_Objective_
Each line of the listing must be transcribed exactly, except for the images, which should be excluded.
--- Given data ---
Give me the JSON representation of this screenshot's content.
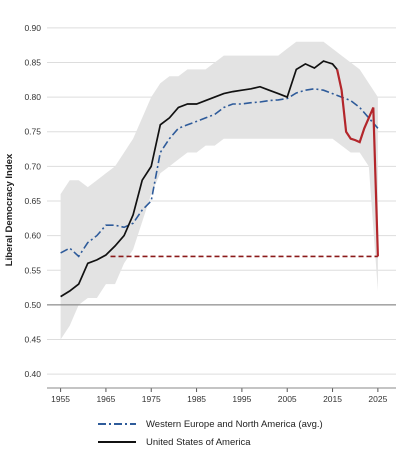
{
  "chart_data": {
    "type": "line",
    "title": "",
    "xlabel": "",
    "ylabel": "Liberal Democracy Index",
    "xlim": [
      1952,
      2029
    ],
    "ylim": [
      0.38,
      0.92
    ],
    "x_ticks": [
      1955,
      1965,
      1975,
      1985,
      1995,
      2005,
      2015,
      2025
    ],
    "x_tick_labels": [
      "1955",
      "1965",
      "1975",
      "1985",
      "1995",
      "2005",
      "2015",
      "2025"
    ],
    "y_ticks": [
      0.4,
      0.45,
      0.5,
      0.55,
      0.6,
      0.65,
      0.7,
      0.75,
      0.8,
      0.85,
      0.9
    ],
    "y_tick_labels": [
      "0.40",
      "0.45",
      "0.50",
      "0.55",
      "0.60",
      "0.65",
      "0.70",
      "0.75",
      "0.80",
      "0.85",
      "0.90"
    ],
    "grid": true,
    "reference_line": 0.5,
    "legend_position": "bottom",
    "colors": {
      "usa": "#111111",
      "usa_decline": "#b3262b",
      "projection": "#8b1a1a",
      "weur_avg": "#2e5b9a",
      "band": "#e3e3e3",
      "grid": "#dddddd",
      "reference": "#777777"
    },
    "band": {
      "x": [
        1955,
        1957,
        1959,
        1961,
        1963,
        1965,
        1967,
        1969,
        1971,
        1973,
        1975,
        1977,
        1979,
        1981,
        1983,
        1985,
        1987,
        1989,
        1991,
        1993,
        1995,
        1997,
        1999,
        2001,
        2003,
        2005,
        2007,
        2009,
        2011,
        2013,
        2015,
        2017,
        2019,
        2021,
        2023,
        2025
      ],
      "upper": [
        0.66,
        0.68,
        0.68,
        0.67,
        0.68,
        0.69,
        0.7,
        0.72,
        0.74,
        0.77,
        0.8,
        0.82,
        0.83,
        0.83,
        0.84,
        0.84,
        0.84,
        0.85,
        0.86,
        0.86,
        0.86,
        0.86,
        0.86,
        0.86,
        0.86,
        0.87,
        0.88,
        0.88,
        0.88,
        0.88,
        0.87,
        0.86,
        0.85,
        0.84,
        0.82,
        0.8
      ],
      "lower": [
        0.45,
        0.47,
        0.5,
        0.51,
        0.51,
        0.53,
        0.53,
        0.56,
        0.58,
        0.62,
        0.66,
        0.69,
        0.7,
        0.71,
        0.72,
        0.72,
        0.73,
        0.73,
        0.74,
        0.74,
        0.74,
        0.74,
        0.74,
        0.74,
        0.74,
        0.74,
        0.74,
        0.74,
        0.74,
        0.74,
        0.74,
        0.73,
        0.72,
        0.72,
        0.7,
        0.52
      ]
    },
    "series": [
      {
        "name": "Western Europe and North America (avg.)",
        "style": "dash-dot",
        "x": [
          1955,
          1957,
          1959,
          1961,
          1963,
          1965,
          1967,
          1969,
          1971,
          1973,
          1975,
          1977,
          1979,
          1981,
          1983,
          1985,
          1987,
          1989,
          1991,
          1993,
          1995,
          1997,
          1999,
          2001,
          2003,
          2005,
          2007,
          2009,
          2011,
          2013,
          2015,
          2017,
          2019,
          2021,
          2023,
          2025
        ],
        "values": [
          0.575,
          0.582,
          0.57,
          0.59,
          0.6,
          0.615,
          0.615,
          0.612,
          0.618,
          0.637,
          0.65,
          0.72,
          0.74,
          0.755,
          0.76,
          0.765,
          0.77,
          0.775,
          0.785,
          0.79,
          0.79,
          0.792,
          0.793,
          0.795,
          0.796,
          0.798,
          0.806,
          0.81,
          0.812,
          0.81,
          0.805,
          0.8,
          0.795,
          0.785,
          0.77,
          0.755
        ]
      },
      {
        "name": "United States of America",
        "x": [
          1955,
          1957,
          1959,
          1961,
          1963,
          1965,
          1967,
          1969,
          1971,
          1973,
          1975,
          1977,
          1979,
          1981,
          1983,
          1985,
          1987,
          1989,
          1991,
          1993,
          1995,
          1997,
          1999,
          2001,
          2003,
          2005,
          2007,
          2009,
          2011,
          2013,
          2014,
          2015,
          2016
        ],
        "values": [
          0.512,
          0.52,
          0.53,
          0.56,
          0.565,
          0.572,
          0.585,
          0.6,
          0.63,
          0.68,
          0.7,
          0.76,
          0.77,
          0.785,
          0.79,
          0.79,
          0.795,
          0.8,
          0.805,
          0.808,
          0.81,
          0.812,
          0.815,
          0.81,
          0.805,
          0.8,
          0.84,
          0.848,
          0.842,
          0.852,
          0.85,
          0.848,
          0.84
        ]
      }
    ],
    "usa_decline": {
      "x": [
        2016,
        2017,
        2018,
        2019,
        2020,
        2021,
        2022,
        2023,
        2024,
        2025
      ],
      "values": [
        0.84,
        0.81,
        0.75,
        0.74,
        0.738,
        0.735,
        0.755,
        0.77,
        0.785,
        0.57
      ]
    },
    "projection": {
      "x": [
        1966,
        2025
      ],
      "values": [
        0.57,
        0.57
      ]
    }
  },
  "legend": {
    "items": [
      {
        "label": "Western Europe and North America (avg.)"
      },
      {
        "label": "United States of America"
      }
    ]
  }
}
---
_The output_
Give me the JSON representation of this screenshot's content.
{
  "chart_data": {
    "type": "line",
    "title": "",
    "xlabel": "",
    "ylabel": "Liberal Democracy Index",
    "xlim": [
      1952,
      2029
    ],
    "ylim": [
      0.38,
      0.92
    ],
    "x_ticks": [
      1955,
      1965,
      1975,
      1985,
      1995,
      2005,
      2015,
      2025
    ],
    "x_tick_labels": [
      "1955",
      "1965",
      "1975",
      "1985",
      "1995",
      "2005",
      "2015",
      "2025"
    ],
    "y_ticks": [
      0.4,
      0.45,
      0.5,
      0.55,
      0.6,
      0.65,
      0.7,
      0.75,
      0.8,
      0.85,
      0.9
    ],
    "y_tick_labels": [
      "0.40",
      "0.45",
      "0.50",
      "0.55",
      "0.60",
      "0.65",
      "0.70",
      "0.75",
      "0.80",
      "0.85",
      "0.90"
    ],
    "grid": true,
    "reference_line": 0.5,
    "legend_position": "bottom",
    "colors": {
      "usa": "#111111",
      "usa_decline": "#b3262b",
      "projection": "#8b1a1a",
      "weur_avg": "#2e5b9a",
      "band": "#e3e3e3",
      "grid": "#dddddd",
      "reference": "#777777"
    },
    "band": {
      "x": [
        1955,
        1957,
        1959,
        1961,
        1963,
        1965,
        1967,
        1969,
        1971,
        1973,
        1975,
        1977,
        1979,
        1981,
        1983,
        1985,
        1987,
        1989,
        1991,
        1993,
        1995,
        1997,
        1999,
        2001,
        2003,
        2005,
        2007,
        2009,
        2011,
        2013,
        2015,
        2017,
        2019,
        2021,
        2023,
        2025
      ],
      "upper": [
        0.66,
        0.68,
        0.68,
        0.67,
        0.68,
        0.69,
        0.7,
        0.72,
        0.74,
        0.77,
        0.8,
        0.82,
        0.83,
        0.83,
        0.84,
        0.84,
        0.84,
        0.85,
        0.86,
        0.86,
        0.86,
        0.86,
        0.86,
        0.86,
        0.86,
        0.87,
        0.88,
        0.88,
        0.88,
        0.88,
        0.87,
        0.86,
        0.85,
        0.84,
        0.82,
        0.8
      ],
      "lower": [
        0.45,
        0.47,
        0.5,
        0.51,
        0.51,
        0.53,
        0.53,
        0.56,
        0.58,
        0.62,
        0.66,
        0.69,
        0.7,
        0.71,
        0.72,
        0.72,
        0.73,
        0.73,
        0.74,
        0.74,
        0.74,
        0.74,
        0.74,
        0.74,
        0.74,
        0.74,
        0.74,
        0.74,
        0.74,
        0.74,
        0.74,
        0.73,
        0.72,
        0.72,
        0.7,
        0.52
      ]
    },
    "series": [
      {
        "name": "Western Europe and North America (avg.)",
        "style": "dash-dot",
        "x": [
          1955,
          1957,
          1959,
          1961,
          1963,
          1965,
          1967,
          1969,
          1971,
          1973,
          1975,
          1977,
          1979,
          1981,
          1983,
          1985,
          1987,
          1989,
          1991,
          1993,
          1995,
          1997,
          1999,
          2001,
          2003,
          2005,
          2007,
          2009,
          2011,
          2013,
          2015,
          2017,
          2019,
          2021,
          2023,
          2025
        ],
        "values": [
          0.575,
          0.582,
          0.57,
          0.59,
          0.6,
          0.615,
          0.615,
          0.612,
          0.618,
          0.637,
          0.65,
          0.72,
          0.74,
          0.755,
          0.76,
          0.765,
          0.77,
          0.775,
          0.785,
          0.79,
          0.79,
          0.792,
          0.793,
          0.795,
          0.796,
          0.798,
          0.806,
          0.81,
          0.812,
          0.81,
          0.805,
          0.8,
          0.795,
          0.785,
          0.77,
          0.755
        ]
      },
      {
        "name": "United States of America",
        "x": [
          1955,
          1957,
          1959,
          1961,
          1963,
          1965,
          1967,
          1969,
          1971,
          1973,
          1975,
          1977,
          1979,
          1981,
          1983,
          1985,
          1987,
          1989,
          1991,
          1993,
          1995,
          1997,
          1999,
          2001,
          2003,
          2005,
          2007,
          2009,
          2011,
          2013,
          2014,
          2015,
          2016
        ],
        "values": [
          0.512,
          0.52,
          0.53,
          0.56,
          0.565,
          0.572,
          0.585,
          0.6,
          0.63,
          0.68,
          0.7,
          0.76,
          0.77,
          0.785,
          0.79,
          0.79,
          0.795,
          0.8,
          0.805,
          0.808,
          0.81,
          0.812,
          0.815,
          0.81,
          0.805,
          0.8,
          0.84,
          0.848,
          0.842,
          0.852,
          0.85,
          0.848,
          0.84
        ]
      }
    ],
    "usa_decline": {
      "x": [
        2016,
        2017,
        2018,
        2019,
        2020,
        2021,
        2022,
        2023,
        2024,
        2025
      ],
      "values": [
        0.84,
        0.81,
        0.75,
        0.74,
        0.738,
        0.735,
        0.755,
        0.77,
        0.785,
        0.57
      ]
    },
    "projection": {
      "x": [
        1966,
        2025
      ],
      "values": [
        0.57,
        0.57
      ]
    }
  },
  "legend": {
    "items": [
      {
        "label": "Western Europe and North America (avg.)"
      },
      {
        "label": "United States of America"
      }
    ]
  }
}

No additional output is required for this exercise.